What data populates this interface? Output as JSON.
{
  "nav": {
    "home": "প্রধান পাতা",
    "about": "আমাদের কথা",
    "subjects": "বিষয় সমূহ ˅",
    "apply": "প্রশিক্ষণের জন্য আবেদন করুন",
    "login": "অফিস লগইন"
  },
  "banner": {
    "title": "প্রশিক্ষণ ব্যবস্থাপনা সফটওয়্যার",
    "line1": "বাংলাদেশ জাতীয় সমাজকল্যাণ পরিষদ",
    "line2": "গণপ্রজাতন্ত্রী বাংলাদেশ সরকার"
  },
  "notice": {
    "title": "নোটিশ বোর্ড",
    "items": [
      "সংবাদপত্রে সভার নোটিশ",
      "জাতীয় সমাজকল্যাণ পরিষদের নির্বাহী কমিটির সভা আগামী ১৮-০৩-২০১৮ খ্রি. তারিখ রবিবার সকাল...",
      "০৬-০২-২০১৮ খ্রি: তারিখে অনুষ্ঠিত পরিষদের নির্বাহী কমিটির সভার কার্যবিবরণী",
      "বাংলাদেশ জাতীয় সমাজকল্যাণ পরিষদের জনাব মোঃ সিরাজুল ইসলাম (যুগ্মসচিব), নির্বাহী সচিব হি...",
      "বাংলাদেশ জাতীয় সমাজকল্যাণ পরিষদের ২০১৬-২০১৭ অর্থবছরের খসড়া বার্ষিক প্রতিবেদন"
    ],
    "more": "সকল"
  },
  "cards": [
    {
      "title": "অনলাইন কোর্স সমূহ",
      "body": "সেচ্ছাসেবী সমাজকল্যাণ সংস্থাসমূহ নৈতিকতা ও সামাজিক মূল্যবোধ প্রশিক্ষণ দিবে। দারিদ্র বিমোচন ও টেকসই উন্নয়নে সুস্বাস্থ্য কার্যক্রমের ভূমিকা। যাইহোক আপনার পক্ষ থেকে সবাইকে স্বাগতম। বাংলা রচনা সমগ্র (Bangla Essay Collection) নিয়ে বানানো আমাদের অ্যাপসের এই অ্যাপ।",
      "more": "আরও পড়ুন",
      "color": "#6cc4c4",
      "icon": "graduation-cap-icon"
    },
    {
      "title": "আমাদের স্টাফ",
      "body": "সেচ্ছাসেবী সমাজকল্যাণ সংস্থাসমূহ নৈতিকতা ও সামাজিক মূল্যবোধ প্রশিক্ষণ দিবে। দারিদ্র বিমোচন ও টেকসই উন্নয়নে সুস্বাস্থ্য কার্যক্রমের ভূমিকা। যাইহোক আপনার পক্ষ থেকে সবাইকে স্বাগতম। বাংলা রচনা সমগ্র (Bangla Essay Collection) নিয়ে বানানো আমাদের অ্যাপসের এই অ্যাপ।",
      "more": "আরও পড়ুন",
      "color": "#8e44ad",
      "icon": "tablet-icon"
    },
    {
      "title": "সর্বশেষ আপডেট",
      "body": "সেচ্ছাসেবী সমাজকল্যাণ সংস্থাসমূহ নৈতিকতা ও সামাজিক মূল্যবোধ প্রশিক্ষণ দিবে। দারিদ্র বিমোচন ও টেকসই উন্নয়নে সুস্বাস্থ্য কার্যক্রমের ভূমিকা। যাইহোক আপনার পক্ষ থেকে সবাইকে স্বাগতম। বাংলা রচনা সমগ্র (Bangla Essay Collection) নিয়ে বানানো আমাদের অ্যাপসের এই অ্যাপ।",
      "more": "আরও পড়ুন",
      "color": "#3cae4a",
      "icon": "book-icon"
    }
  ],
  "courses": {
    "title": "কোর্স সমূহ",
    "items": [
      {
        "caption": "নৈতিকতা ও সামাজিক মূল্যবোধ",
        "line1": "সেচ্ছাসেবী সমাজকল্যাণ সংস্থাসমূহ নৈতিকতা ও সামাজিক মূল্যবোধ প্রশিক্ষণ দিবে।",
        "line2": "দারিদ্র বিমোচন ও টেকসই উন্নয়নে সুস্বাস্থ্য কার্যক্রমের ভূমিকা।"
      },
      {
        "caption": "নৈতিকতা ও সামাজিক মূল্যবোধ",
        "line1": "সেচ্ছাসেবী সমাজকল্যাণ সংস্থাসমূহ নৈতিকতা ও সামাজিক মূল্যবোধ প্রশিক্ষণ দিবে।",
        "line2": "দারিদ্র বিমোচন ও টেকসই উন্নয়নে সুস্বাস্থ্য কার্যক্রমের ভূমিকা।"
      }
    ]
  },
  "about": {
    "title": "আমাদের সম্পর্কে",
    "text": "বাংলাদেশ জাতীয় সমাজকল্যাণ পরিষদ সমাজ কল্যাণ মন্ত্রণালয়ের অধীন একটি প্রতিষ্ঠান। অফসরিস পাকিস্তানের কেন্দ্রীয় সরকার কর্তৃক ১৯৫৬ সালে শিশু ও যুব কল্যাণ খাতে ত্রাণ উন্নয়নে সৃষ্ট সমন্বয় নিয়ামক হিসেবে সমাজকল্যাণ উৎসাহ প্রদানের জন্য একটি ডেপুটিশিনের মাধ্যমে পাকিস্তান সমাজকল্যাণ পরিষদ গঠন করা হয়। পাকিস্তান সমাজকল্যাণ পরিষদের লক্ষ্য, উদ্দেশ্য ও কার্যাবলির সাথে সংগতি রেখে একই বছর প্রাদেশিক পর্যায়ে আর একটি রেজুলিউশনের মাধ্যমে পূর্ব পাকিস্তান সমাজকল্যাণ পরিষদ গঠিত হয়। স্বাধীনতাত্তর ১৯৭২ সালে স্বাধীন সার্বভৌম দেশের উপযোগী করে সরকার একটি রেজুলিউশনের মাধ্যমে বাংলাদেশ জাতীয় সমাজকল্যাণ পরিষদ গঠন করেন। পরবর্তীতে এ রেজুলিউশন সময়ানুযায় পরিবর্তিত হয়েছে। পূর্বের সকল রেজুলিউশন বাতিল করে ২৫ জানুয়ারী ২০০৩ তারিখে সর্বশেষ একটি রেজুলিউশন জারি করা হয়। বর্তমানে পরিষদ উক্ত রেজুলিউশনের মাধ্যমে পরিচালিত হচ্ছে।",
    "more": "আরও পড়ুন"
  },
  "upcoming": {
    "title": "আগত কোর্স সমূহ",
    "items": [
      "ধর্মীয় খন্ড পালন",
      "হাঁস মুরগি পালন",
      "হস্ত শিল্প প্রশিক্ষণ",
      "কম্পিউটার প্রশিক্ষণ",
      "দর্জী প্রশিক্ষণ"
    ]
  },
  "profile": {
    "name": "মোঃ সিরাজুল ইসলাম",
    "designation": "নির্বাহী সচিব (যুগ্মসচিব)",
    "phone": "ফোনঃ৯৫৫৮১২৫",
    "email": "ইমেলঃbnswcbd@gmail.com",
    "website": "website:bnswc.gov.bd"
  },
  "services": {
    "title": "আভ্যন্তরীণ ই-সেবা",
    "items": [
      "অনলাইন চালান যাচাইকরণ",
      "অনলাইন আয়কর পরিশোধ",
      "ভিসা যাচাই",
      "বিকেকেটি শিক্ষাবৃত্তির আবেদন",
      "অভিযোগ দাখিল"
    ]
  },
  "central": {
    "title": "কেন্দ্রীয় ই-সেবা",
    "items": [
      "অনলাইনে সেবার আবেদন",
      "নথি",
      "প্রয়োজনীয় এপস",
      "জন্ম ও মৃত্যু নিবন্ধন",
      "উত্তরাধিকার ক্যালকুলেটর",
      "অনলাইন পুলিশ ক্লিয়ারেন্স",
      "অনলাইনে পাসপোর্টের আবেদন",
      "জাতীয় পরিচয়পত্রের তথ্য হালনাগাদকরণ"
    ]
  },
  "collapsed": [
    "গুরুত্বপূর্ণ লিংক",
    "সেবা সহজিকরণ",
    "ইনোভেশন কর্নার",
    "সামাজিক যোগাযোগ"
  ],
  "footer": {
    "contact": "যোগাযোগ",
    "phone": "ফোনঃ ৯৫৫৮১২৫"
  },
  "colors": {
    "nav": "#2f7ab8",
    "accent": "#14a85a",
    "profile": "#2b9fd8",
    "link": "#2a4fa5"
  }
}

____________________

* [Problem to work on]:
Copy each line holding the word "icon" from the listing above.

* [Written response]:
      "icon": "graduation-cap-icon"
      "icon": "tablet-icon"
      "icon": "book-icon"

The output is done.